## START

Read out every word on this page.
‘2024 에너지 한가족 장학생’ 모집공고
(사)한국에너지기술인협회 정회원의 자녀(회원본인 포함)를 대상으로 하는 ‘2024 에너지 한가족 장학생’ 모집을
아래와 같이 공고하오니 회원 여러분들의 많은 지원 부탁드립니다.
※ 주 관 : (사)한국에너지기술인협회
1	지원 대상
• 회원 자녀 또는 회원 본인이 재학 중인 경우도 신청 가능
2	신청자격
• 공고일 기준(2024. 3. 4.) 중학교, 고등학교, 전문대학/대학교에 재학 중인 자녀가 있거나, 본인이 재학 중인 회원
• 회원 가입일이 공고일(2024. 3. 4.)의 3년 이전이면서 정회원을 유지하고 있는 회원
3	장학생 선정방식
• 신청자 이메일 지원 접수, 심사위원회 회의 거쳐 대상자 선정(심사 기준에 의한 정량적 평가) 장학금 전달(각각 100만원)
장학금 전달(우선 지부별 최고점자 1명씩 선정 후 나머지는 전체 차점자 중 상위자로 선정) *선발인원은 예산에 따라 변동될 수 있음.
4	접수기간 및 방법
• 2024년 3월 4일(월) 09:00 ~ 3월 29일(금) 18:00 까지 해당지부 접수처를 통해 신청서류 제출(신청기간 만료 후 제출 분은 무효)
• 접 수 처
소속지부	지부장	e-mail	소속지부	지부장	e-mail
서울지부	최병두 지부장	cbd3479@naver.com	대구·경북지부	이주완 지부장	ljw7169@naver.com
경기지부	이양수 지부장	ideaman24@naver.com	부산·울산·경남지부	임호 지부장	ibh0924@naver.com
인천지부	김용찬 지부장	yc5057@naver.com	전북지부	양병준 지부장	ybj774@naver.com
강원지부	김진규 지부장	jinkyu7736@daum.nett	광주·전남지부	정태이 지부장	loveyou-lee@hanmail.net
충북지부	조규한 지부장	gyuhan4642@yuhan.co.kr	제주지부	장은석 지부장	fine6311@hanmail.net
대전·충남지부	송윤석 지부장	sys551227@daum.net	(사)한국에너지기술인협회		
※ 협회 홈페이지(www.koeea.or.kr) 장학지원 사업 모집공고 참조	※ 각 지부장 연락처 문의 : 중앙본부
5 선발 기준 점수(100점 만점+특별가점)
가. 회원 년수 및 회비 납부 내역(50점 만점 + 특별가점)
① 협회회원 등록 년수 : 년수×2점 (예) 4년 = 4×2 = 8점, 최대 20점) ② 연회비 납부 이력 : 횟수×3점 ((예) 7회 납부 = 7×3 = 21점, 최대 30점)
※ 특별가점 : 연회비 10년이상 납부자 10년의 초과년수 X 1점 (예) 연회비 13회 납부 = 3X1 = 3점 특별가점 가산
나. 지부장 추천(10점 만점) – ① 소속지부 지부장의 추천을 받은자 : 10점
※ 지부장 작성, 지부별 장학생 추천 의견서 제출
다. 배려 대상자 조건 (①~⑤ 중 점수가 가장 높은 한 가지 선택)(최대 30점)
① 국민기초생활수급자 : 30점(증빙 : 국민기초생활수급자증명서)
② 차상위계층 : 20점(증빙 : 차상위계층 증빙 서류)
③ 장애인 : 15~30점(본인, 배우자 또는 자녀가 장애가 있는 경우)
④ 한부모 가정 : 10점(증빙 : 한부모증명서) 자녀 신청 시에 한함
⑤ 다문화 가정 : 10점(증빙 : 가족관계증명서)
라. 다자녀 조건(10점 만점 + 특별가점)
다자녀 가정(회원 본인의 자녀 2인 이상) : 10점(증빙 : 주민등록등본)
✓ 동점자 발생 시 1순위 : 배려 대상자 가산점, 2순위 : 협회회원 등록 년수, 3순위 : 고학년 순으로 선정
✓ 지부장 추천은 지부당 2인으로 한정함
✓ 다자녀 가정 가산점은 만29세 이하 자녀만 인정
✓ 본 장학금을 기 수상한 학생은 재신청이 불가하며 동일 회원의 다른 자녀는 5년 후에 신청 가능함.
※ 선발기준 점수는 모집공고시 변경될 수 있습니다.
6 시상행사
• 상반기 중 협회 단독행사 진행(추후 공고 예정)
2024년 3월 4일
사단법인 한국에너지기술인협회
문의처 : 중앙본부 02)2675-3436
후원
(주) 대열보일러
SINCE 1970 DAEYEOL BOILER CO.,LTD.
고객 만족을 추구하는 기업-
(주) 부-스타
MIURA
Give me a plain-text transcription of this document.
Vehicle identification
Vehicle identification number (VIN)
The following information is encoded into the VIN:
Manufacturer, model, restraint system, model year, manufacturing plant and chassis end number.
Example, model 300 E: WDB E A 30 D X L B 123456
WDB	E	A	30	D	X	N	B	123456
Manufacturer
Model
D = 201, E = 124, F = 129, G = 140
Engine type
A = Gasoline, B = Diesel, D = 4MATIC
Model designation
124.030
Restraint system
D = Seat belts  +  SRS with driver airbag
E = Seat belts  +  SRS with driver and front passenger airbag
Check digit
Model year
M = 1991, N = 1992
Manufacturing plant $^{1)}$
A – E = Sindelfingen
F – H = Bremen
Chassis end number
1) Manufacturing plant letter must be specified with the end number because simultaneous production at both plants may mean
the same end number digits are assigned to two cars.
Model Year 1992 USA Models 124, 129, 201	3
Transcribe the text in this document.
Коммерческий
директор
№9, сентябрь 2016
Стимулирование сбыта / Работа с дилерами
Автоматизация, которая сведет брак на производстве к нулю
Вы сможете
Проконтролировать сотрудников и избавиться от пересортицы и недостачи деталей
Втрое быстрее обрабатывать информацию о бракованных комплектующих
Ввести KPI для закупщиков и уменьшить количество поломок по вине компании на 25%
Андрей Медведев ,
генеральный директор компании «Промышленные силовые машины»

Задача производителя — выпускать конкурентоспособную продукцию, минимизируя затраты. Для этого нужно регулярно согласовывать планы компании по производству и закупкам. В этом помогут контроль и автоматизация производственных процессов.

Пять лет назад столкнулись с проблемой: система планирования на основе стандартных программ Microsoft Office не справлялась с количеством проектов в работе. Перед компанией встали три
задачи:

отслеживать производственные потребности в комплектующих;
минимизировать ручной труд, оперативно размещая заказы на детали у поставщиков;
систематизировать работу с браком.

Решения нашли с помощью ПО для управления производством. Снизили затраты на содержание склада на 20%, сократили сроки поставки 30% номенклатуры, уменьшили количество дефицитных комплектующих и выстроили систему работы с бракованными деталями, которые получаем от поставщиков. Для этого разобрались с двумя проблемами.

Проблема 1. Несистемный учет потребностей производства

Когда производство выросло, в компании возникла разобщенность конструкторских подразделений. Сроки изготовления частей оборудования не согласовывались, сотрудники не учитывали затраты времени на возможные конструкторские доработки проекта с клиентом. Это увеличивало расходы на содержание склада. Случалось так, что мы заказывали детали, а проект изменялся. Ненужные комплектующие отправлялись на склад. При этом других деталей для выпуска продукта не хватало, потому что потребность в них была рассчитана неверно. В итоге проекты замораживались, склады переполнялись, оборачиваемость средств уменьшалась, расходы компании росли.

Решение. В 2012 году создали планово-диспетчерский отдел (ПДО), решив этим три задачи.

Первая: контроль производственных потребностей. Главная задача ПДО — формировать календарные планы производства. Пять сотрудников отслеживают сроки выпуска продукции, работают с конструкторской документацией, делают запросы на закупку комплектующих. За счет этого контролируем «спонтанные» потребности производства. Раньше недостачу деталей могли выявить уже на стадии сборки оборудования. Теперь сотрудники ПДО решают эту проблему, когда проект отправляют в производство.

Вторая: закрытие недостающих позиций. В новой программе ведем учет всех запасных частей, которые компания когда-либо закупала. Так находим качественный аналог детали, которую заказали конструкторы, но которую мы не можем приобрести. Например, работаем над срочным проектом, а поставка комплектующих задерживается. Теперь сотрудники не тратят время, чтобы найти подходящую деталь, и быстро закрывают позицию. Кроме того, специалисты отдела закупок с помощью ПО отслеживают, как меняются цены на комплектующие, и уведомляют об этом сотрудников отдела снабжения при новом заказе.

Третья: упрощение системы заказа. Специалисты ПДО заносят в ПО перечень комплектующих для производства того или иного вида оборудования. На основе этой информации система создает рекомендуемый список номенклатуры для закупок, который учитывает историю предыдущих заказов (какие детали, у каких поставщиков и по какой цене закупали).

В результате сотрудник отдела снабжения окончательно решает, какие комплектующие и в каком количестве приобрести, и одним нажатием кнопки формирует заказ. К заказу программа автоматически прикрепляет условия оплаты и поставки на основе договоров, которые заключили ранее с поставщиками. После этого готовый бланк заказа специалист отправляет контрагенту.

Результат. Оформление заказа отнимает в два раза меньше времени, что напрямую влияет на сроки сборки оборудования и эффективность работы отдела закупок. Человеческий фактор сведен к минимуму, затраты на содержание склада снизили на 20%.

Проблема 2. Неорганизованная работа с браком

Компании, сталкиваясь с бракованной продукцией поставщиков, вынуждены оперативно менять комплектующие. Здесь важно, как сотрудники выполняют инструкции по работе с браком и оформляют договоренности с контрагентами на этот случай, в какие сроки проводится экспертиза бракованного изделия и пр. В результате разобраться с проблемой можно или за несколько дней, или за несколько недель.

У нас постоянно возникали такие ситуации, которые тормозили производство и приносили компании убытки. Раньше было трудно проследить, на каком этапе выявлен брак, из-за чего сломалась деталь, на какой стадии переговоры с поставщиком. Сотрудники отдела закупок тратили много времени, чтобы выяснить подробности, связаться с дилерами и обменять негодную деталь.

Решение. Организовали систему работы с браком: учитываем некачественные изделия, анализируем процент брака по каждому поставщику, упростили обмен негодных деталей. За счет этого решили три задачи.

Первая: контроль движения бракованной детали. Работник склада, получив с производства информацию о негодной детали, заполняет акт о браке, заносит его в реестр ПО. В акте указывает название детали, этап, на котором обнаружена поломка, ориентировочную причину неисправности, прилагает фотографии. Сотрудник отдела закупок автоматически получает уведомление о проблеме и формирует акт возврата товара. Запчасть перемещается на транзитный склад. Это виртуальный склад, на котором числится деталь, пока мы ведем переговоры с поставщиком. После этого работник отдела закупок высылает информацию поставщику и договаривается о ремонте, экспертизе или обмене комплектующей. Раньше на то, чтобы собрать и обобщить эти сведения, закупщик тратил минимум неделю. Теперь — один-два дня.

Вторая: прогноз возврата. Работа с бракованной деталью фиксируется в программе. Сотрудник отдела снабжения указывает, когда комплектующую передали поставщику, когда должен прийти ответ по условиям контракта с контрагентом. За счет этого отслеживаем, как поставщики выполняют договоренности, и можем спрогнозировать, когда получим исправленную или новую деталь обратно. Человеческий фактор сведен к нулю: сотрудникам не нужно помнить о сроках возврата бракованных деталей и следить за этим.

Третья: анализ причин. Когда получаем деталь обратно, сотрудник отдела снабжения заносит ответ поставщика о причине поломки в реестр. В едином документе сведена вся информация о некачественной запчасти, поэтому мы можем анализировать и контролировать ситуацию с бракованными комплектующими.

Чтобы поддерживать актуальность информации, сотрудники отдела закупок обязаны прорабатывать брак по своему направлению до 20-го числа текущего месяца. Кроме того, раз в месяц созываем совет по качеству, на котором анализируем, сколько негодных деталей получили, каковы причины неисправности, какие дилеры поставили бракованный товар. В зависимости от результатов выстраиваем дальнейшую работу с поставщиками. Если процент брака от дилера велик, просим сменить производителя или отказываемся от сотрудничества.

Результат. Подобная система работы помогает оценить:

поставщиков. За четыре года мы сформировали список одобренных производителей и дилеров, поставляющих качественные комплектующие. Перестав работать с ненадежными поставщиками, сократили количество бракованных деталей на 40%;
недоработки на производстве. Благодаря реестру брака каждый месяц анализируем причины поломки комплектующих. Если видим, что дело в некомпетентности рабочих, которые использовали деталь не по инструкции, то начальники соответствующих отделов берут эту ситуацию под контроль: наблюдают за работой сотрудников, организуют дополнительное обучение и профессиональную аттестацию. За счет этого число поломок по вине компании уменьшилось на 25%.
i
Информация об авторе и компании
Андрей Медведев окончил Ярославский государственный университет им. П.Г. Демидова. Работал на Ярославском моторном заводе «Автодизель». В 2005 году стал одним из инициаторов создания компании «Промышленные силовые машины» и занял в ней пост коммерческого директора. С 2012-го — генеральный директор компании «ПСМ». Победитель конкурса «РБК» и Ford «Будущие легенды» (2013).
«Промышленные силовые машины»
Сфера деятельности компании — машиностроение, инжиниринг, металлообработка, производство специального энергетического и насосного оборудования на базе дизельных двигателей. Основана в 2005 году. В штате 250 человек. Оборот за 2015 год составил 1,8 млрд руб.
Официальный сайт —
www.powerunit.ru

## END

EXERCISE REQUIREMENTS
Above are some records. Count the lines among them with the word "потребностей", and answer with the number only.

SOLUTION TO THIS EXERCISE
2